Output every entry exactly as given.
## start
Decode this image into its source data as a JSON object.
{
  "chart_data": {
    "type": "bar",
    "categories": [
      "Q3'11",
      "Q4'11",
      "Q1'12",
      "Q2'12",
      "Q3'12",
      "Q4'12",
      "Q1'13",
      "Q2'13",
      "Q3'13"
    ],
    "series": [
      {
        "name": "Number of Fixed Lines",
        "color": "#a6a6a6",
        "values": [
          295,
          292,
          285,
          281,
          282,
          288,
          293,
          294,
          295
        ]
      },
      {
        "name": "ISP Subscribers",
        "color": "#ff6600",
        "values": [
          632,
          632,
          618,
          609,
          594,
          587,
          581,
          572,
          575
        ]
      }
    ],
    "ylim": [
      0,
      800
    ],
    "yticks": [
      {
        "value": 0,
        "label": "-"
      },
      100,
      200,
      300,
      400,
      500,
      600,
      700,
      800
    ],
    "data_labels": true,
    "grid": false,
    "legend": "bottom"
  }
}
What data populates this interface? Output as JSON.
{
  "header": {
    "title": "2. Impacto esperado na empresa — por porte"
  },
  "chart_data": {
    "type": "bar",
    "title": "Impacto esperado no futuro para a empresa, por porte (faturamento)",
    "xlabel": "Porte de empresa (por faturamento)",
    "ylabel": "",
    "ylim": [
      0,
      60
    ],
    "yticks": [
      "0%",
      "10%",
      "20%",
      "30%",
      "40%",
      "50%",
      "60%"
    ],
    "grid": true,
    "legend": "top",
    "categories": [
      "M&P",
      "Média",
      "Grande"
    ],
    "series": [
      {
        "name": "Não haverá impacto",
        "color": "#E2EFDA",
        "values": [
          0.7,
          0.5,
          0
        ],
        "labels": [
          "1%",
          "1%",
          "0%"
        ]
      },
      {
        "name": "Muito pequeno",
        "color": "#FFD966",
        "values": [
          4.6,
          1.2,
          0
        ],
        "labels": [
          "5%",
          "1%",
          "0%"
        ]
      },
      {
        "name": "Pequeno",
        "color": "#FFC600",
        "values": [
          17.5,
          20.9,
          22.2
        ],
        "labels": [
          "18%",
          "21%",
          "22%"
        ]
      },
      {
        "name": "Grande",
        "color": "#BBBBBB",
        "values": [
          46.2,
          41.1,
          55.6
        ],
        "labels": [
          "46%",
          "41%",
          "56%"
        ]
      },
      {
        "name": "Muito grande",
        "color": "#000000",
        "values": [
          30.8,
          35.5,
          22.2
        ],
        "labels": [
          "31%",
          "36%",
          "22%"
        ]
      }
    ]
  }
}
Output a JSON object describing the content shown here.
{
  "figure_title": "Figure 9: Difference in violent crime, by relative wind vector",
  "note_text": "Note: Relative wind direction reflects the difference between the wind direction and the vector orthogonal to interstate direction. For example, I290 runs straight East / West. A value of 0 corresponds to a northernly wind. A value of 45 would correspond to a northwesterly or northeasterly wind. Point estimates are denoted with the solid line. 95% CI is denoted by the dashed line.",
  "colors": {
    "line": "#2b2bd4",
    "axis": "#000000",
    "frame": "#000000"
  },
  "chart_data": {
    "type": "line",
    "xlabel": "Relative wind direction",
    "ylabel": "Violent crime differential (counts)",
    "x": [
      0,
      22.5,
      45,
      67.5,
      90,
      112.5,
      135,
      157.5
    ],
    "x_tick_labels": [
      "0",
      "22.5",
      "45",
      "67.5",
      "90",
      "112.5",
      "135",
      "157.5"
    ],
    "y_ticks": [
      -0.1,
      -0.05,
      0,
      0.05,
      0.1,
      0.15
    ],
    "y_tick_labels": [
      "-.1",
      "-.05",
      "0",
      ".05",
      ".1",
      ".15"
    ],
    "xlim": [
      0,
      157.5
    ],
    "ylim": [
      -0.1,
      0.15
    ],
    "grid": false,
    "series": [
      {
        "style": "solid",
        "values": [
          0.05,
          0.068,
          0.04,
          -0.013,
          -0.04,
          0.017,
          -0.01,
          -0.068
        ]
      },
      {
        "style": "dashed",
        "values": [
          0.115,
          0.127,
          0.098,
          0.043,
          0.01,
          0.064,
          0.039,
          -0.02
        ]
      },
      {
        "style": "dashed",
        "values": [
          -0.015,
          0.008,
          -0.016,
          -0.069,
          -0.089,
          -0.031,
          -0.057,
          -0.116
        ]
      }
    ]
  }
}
## end
> **Output**:
Decode this image into its source data as a JSON object.
{
  "chart_data": {
    "type": "bar",
    "categories": [
      "Q3'11",
      "Q4'11",
      "Q1'12",
      "Q2'12",
      "Q3'12",
      "Q4'12",
      "Q1'13",
      "Q2'13",
      "Q3'13"
    ],
    "series": [
      {
        "name": "Number of Fixed Lines",
        "color": "#a6a6a6",
        "values": [
          295,
          292,
          285,
          281,
          282,
          288,
          293,
          294,
          295
        ]
      },
      {
        "name": "ISP Subscribers",
        "color": "#ff6600",
        "values": [
          632,
          632,
          618,
          609,
          594,
          587,
          581,
          572,
          575
        ]
      }
    ],
    "ylim": [
      0,
      800
    ],
    "yticks": [
      {
        "value": 0,
        "label": "-"
      },
      100,
      200,
      300,
      400,
      500,
      600,
      700,
      800
    ],
    "data_labels": true,
    "grid": false,
    "legend": "bottom"
  }
}
What data populates this interface? Output as JSON.
{
  "header": {
    "title": "2. Impacto esperado na empresa — por porte"
  },
  "chart_data": {
    "type": "bar",
    "title": "Impacto esperado no futuro para a empresa, por porte (faturamento)",
    "xlabel": "Porte de empresa (por faturamento)",
    "ylabel": "",
    "ylim": [
      0,
      60
    ],
    "yticks": [
      "0%",
      "10%",
      "20%",
      "30%",
      "40%",
      "50%",
      "60%"
    ],
    "grid": true,
    "legend": "top",
    "categories": [
      "M&P",
      "Média",
      "Grande"
    ],
    "series": [
      {
        "name": "Não haverá impacto",
        "color": "#E2EFDA",
        "values": [
          0.7,
          0.5,
          0
        ],
        "labels": [
          "1%",
          "1%",
          "0%"
        ]
      },
      {
        "name": "Muito pequeno",
        "color": "#FFD966",
        "values": [
          4.6,
          1.2,
          0
        ],
        "labels": [
          "5%",
          "1%",
          "0%"
        ]
      },
      {
        "name": "Pequeno",
        "color": "#FFC600",
        "values": [
          17.5,
          20.9,
          22.2
        ],
        "labels": [
          "18%",
          "21%",
          "22%"
        ]
      },
      {
        "name": "Grande",
        "color": "#BBBBBB",
        "values": [
          46.2,
          41.1,
          55.6
        ],
        "labels": [
          "46%",
          "41%",
          "56%"
        ]
      },
      {
        "name": "Muito grande",
        "color": "#000000",
        "values": [
          30.8,
          35.5,
          22.2
        ],
        "labels": [
          "31%",
          "36%",
          "22%"
        ]
      }
    ]
  }
}
Output a JSON object describing the content shown here.
{
  "figure_title": "Figure 9: Difference in violent crime, by relative wind vector",
  "note_text": "Note: Relative wind direction reflects the difference between the wind direction and the vector orthogonal to interstate direction. For example, I290 runs straight East / West. A value of 0 corresponds to a northernly wind. A value of 45 would correspond to a northwesterly or northeasterly wind. Point estimates are denoted with the solid line. 95% CI is denoted by the dashed line.",
  "colors": {
    "line": "#2b2bd4",
    "axis": "#000000",
    "frame": "#000000"
  },
  "chart_data": {
    "type": "line",
    "xlabel": "Relative wind direction",
    "ylabel": "Violent crime differential (counts)",
    "x": [
      0,
      22.5,
      45,
      67.5,
      90,
      112.5,
      135,
      157.5
    ],
    "x_tick_labels": [
      "0",
      "22.5",
      "45",
      "67.5",
      "90",
      "112.5",
      "135",
      "157.5"
    ],
    "y_ticks": [
      -0.1,
      -0.05,
      0,
      0.05,
      0.1,
      0.15
    ],
    "y_tick_labels": [
      "-.1",
      "-.05",
      "0",
      ".05",
      ".1",
      ".15"
    ],
    "xlim": [
      0,
      157.5
    ],
    "ylim": [
      -0.1,
      0.15
    ],
    "grid": false,
    "series": [
      {
        "style": "solid",
        "values": [
          0.05,
          0.068,
          0.04,
          -0.013,
          -0.04,
          0.017,
          -0.01,
          -0.068
        ]
      },
      {
        "style": "dashed",
        "values": [
          0.115,
          0.127,
          0.098,
          0.043,
          0.01,
          0.064,
          0.039,
          -0.02
        ]
      },
      {
        "style": "dashed",
        "values": [
          -0.015,
          0.008,
          -0.016,
          -0.069,
          -0.089,
          -0.031,
          -0.057,
          -0.116
        ]
      }
    ]
  }
}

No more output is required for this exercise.